EXCERPT PROVIDED ::
Is the European University at St. Petersburg “Extremist”?

The entrance to the European University at St. Petersburg, which I’ve walked through hundreds of times.
Photo courtesy of VG from an unidentified source

Rosobrnadzor [the Russian federal education watchdog] and the prosecutor’s office have begun an unscheduled inspection of the European University at St. Petersburg, sources at the university and close to the university have told the BBC. The inspectors are examining publications by the university’s lecturers and the topics of students’ dissertations, especially in political science, history, and sociology, and they are also observing classes. [In December 2016], a similar inspection led to the university’s license being revoked.

That the inspection was underway was confirmed to the BBC on condition of anonymity by eight sources, both within the university itself and among those associated with it. One of the academics told the BBC that the EUSP’s leadership was warned about the unscheduled inspection last Thursday. The inspectors arrived at the university on Monday [May 15].

The university’s rector, Vadim Volkov, responded to our request for comment by writing that he could not speak [about the matter], “especially with the BBC.” Alla Samoletova, chief of staff in the rector’s office and responsible for media contacts, did not respond to the BBC’s calls and messages.

Two of the BBC’s sources claimed that the prosecutor’s office is checking the university “for extremism.” According to one of them, the inspection is part of a campaign to counter extremism and terrorism. The supervisory authorities are interested in the content of academic papers and programs. In particular, the inspectors are looking for extremism in publications by the university’s lecturers, they said. Rosobrnadzor and prosecutor’s office inspectors have been stationed in a computer classroom two days in a row reading documents, as well as sitting in on classes at the university.

A source told the BBC that the inspectors requested a packet of documents for 2020–2023 that included dissertation topics and personal files of the university’s master’s degree and PhD students (the EUSP has no bachelor’s degree program), as well as their individual research plans, as authorized by their academic advisers. Such documents were retrieved from at least four faculties—anthropology, history, sociology, and political science—the source claimed.

The topics of dissertations and their content were always discussed at the university in terms of their compliance with academic standards, but they were not censored, one of the scholars noted. Another said that in recent years, when approving topics, advisers took in account how risky writing and publishing the work would be for the author, their informants, and the university, and whether the thesis could be successfully defended in the current circumstances.

After the outbreak of the war with Ukraine, the EUSP said farewell to foreign teaching staff and [Russian nationals teaching at the university] who fled Russia, sources said. The current audit affects several dozen of the university’s lecturers, as well as several hundred graduate students.

The technique for attacking a university, according to the BBC’s source, is standard: officials usually recruit experts who are willing to detect evidence of “extremist propaganda” and similar violations in research. These experts include people who have themselves been guilty of plagiarizing academic works, as the BBC has reported.

It is almost impossible to challenge such examinations, said a source close to the EUSP. According to them, the results of a similar inspection had led, in the past, to a shakeup of the teaching staff and changes in the curricula at the Faculty of Liberal Arts and Sciences (Smolny College) of St. Petersburg State University.

SHORT PROBLEM 1 :: Please rewrite the article on the European University inspection from "The technique for" up to and including "BBC has reported.", changing "experts" to "specialists" everywhere it appears.
SHORT PROBLEM 2 :: According to the article on the European University inspection, from which faculties were documents retrieved? List all of them.

Extracted records
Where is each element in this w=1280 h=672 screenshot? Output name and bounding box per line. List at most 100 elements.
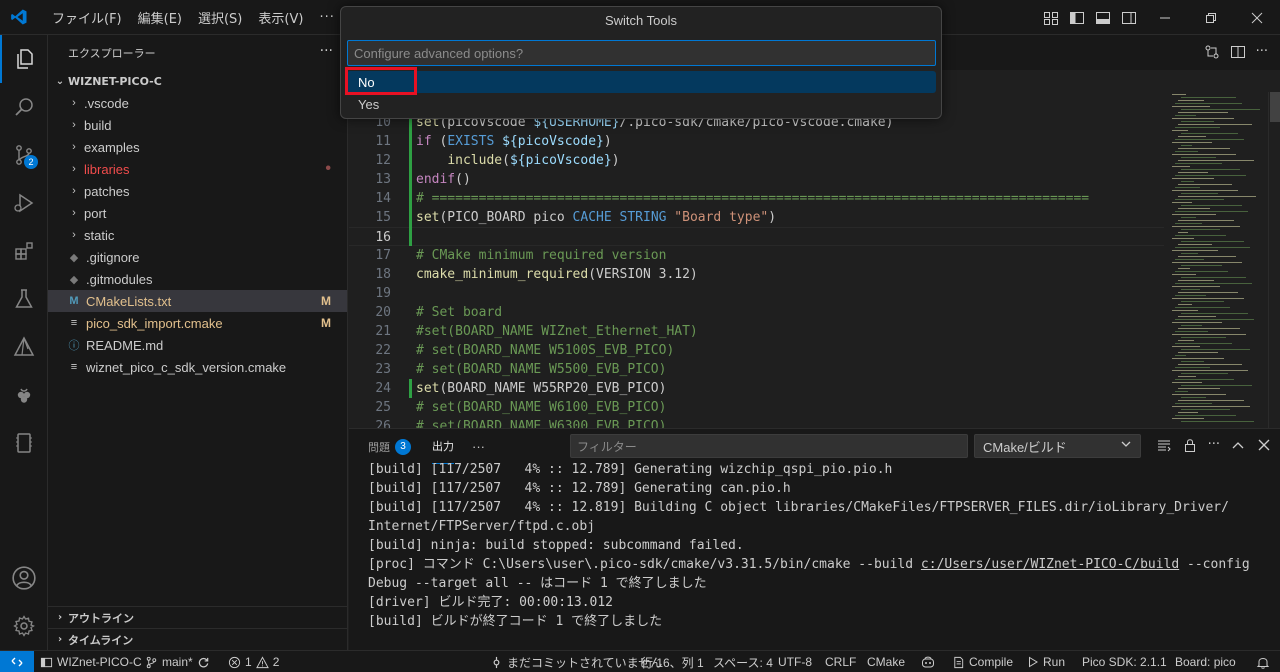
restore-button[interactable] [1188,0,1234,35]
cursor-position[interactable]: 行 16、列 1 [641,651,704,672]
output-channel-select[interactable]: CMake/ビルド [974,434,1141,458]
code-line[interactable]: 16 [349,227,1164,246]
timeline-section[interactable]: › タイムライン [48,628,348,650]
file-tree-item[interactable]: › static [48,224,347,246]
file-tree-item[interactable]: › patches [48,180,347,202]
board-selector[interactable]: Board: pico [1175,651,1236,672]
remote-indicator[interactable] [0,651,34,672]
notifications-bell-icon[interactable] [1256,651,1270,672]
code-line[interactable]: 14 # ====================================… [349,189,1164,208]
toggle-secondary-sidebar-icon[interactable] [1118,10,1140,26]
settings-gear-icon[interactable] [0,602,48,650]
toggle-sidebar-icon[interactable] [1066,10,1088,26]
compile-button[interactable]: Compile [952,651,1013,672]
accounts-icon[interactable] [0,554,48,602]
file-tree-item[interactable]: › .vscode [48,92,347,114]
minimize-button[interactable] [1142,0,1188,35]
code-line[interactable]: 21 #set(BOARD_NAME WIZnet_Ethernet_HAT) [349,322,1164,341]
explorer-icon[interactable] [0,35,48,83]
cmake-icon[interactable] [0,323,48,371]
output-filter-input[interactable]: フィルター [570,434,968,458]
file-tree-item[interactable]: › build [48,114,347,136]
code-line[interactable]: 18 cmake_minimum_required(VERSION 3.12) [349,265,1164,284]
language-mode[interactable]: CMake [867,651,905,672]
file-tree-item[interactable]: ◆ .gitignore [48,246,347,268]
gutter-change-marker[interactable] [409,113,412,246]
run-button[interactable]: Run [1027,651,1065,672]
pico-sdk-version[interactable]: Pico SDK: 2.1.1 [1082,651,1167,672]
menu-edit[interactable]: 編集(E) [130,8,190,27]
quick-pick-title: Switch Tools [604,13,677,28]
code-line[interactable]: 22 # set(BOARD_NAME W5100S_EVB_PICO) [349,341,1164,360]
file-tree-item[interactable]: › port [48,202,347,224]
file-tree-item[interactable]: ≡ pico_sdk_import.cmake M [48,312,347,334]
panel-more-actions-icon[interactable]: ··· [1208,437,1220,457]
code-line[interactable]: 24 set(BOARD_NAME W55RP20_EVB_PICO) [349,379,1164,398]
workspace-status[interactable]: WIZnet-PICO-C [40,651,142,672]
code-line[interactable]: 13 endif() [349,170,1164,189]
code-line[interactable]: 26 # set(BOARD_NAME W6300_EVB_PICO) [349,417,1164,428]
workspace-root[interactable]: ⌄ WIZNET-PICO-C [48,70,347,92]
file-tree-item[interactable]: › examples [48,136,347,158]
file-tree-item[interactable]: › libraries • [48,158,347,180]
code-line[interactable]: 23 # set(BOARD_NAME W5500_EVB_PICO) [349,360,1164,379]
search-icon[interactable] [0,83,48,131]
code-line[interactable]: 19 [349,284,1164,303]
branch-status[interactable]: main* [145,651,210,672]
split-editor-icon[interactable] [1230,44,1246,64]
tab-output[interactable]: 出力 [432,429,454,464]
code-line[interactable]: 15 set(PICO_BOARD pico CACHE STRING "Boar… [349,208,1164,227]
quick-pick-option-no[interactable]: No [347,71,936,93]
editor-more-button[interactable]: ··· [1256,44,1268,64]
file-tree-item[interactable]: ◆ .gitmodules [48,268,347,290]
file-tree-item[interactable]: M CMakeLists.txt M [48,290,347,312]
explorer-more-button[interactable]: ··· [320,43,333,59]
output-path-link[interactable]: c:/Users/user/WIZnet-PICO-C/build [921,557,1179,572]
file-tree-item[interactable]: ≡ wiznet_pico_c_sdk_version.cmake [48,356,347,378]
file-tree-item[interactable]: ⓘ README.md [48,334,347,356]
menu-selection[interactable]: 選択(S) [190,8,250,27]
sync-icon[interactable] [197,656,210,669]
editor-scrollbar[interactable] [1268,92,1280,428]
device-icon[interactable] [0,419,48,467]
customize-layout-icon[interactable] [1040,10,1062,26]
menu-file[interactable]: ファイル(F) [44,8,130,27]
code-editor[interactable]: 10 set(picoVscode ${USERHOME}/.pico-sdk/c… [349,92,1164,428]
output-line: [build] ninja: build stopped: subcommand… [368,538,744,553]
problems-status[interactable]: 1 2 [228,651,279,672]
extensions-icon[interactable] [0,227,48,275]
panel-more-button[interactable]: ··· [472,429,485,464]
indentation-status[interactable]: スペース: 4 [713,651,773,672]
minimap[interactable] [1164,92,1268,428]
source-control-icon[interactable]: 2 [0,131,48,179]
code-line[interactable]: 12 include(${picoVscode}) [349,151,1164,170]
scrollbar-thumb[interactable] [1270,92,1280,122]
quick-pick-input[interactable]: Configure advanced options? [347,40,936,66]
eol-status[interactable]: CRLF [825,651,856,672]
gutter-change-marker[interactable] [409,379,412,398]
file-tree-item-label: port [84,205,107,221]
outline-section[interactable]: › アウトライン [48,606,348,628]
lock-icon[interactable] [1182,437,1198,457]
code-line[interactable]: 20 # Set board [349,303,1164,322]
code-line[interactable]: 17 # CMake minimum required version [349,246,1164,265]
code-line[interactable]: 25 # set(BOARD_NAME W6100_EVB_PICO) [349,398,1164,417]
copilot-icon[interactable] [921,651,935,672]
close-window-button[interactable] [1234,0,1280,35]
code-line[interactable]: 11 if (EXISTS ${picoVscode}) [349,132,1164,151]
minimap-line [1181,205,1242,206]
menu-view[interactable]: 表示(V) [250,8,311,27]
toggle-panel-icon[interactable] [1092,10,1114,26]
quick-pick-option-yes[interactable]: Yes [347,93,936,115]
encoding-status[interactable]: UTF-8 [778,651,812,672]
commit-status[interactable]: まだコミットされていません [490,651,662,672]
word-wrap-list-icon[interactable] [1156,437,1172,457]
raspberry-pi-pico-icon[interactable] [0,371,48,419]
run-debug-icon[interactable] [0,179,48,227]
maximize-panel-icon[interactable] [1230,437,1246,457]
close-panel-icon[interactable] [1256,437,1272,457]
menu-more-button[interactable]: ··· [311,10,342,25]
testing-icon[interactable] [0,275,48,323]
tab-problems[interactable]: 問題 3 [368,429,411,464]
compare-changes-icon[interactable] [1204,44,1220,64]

SOLUTION 1 ::
The technique for attacking a university, according to the BBC’s source, is standard: officials usually recruit specialists who are willing to detect evidence of “extremist propaganda” and similar violations in research. These specialists include people who have themselves been guilty of plagiarizing academic works, as the BBC has reported.

SOLUTION 2 :: Anthropology, history, sociology, and political science.